• _Aim_
Below is a set of records; restate each one word for word.

▬▬▬▬▬▬

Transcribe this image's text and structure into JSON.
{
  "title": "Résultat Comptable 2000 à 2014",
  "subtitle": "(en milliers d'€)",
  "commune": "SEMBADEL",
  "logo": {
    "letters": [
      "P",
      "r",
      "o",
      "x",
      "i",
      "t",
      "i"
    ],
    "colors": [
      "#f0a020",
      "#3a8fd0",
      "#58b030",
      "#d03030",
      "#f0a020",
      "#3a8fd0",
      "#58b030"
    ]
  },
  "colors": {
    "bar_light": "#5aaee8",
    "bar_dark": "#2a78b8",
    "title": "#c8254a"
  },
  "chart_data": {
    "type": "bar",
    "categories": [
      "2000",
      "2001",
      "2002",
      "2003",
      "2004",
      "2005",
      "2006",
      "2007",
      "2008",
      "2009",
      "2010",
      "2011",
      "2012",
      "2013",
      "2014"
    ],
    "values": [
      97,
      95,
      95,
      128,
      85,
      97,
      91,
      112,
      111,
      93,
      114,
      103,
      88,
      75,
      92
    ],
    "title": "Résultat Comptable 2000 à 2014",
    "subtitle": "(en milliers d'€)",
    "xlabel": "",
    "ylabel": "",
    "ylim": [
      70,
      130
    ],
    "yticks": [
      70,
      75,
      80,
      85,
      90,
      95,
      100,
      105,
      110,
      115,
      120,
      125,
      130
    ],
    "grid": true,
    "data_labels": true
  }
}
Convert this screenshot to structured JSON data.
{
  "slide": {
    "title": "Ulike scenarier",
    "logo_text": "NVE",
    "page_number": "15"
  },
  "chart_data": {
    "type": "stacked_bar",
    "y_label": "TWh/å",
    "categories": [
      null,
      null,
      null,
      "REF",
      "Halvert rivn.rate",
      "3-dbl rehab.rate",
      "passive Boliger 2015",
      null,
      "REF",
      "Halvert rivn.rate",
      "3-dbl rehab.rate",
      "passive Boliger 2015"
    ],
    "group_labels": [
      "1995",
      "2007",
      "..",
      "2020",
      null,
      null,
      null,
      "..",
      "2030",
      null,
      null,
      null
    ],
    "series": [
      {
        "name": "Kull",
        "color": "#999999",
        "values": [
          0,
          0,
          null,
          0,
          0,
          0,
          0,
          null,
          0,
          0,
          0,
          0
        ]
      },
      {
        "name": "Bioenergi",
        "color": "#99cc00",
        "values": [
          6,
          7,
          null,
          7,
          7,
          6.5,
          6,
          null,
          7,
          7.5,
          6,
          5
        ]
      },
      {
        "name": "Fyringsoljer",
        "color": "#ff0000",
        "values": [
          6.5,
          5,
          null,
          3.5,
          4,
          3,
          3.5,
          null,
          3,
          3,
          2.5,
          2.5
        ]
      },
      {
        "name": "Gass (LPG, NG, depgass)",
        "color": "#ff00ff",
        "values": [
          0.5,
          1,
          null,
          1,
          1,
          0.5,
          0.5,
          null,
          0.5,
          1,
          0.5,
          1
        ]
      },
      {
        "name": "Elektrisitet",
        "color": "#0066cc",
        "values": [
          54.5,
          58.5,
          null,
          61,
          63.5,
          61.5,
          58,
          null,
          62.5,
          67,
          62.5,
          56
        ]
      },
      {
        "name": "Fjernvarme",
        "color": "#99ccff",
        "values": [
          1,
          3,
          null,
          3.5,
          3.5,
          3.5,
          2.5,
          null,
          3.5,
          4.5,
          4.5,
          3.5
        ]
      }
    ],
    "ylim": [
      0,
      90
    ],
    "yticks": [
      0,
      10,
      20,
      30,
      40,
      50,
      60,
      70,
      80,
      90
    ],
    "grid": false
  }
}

▬▬▬▬▬▬

• _The answer_
Transcribe this image's text and structure into JSON.
{
  "title": "Résultat Comptable 2000 à 2014",
  "subtitle": "(en milliers d'€)",
  "commune": "SEMBADEL",
  "logo": {
    "letters": [
      "P",
      "r",
      "o",
      "x",
      "i",
      "t",
      "i"
    ],
    "colors": [
      "#f0a020",
      "#3a8fd0",
      "#58b030",
      "#d03030",
      "#f0a020",
      "#3a8fd0",
      "#58b030"
    ]
  },
  "colors": {
    "bar_light": "#5aaee8",
    "bar_dark": "#2a78b8",
    "title": "#c8254a"
  },
  "chart_data": {
    "type": "bar",
    "categories": [
      "2000",
      "2001",
      "2002",
      "2003",
      "2004",
      "2005",
      "2006",
      "2007",
      "2008",
      "2009",
      "2010",
      "2011",
      "2012",
      "2013",
      "2014"
    ],
    "values": [
      97,
      95,
      95,
      128,
      85,
      97,
      91,
      112,
      111,
      93,
      114,
      103,
      88,
      75,
      92
    ],
    "title": "Résultat Comptable 2000 à 2014",
    "subtitle": "(en milliers d'€)",
    "xlabel": "",
    "ylabel": "",
    "ylim": [
      70,
      130
    ],
    "yticks": [
      70,
      75,
      80,
      85,
      90,
      95,
      100,
      105,
      110,
      115,
      120,
      125,
      130
    ],
    "grid": true,
    "data_labels": true
  }
}
Convert this screenshot to structured JSON data.
{
  "slide": {
    "title": "Ulike scenarier",
    "logo_text": "NVE",
    "page_number": "15"
  },
  "chart_data": {
    "type": "stacked_bar",
    "y_label": "TWh/å",
    "categories": [
      null,
      null,
      null,
      "REF",
      "Halvert rivn.rate",
      "3-dbl rehab.rate",
      "passive Boliger 2015",
      null,
      "REF",
      "Halvert rivn.rate",
      "3-dbl rehab.rate",
      "passive Boliger 2015"
    ],
    "group_labels": [
      "1995",
      "2007",
      "..",
      "2020",
      null,
      null,
      null,
      "..",
      "2030",
      null,
      null,
      null
    ],
    "series": [
      {
        "name": "Kull",
        "color": "#999999",
        "values": [
          0,
          0,
          null,
          0,
          0,
          0,
          0,
          null,
          0,
          0,
          0,
          0
        ]
      },
      {
        "name": "Bioenergi",
        "color": "#99cc00",
        "values": [
          6,
          7,
          null,
          7,
          7,
          6.5,
          6,
          null,
          7,
          7.5,
          6,
          5
        ]
      },
      {
        "name": "Fyringsoljer",
        "color": "#ff0000",
        "values": [
          6.5,
          5,
          null,
          3.5,
          4,
          3,
          3.5,
          null,
          3,
          3,
          2.5,
          2.5
        ]
      },
      {
        "name": "Gass (LPG, NG, depgass)",
        "color": "#ff00ff",
        "values": [
          0.5,
          1,
          null,
          1,
          1,
          0.5,
          0.5,
          null,
          0.5,
          1,
          0.5,
          1
        ]
      },
      {
        "name": "Elektrisitet",
        "color": "#0066cc",
        "values": [
          54.5,
          58.5,
          null,
          61,
          63.5,
          61.5,
          58,
          null,
          62.5,
          67,
          62.5,
          56
        ]
      },
      {
        "name": "Fjernvarme",
        "color": "#99ccff",
        "values": [
          1,
          3,
          null,
          3.5,
          3.5,
          3.5,
          2.5,
          null,
          3.5,
          4.5,
          4.5,
          3.5
        ]
      }
    ],
    "ylim": [
      0,
      90
    ],
    "yticks": [
      0,
      10,
      20,
      30,
      40,
      50,
      60,
      70,
      80,
      90
    ],
    "grid": false
  }
}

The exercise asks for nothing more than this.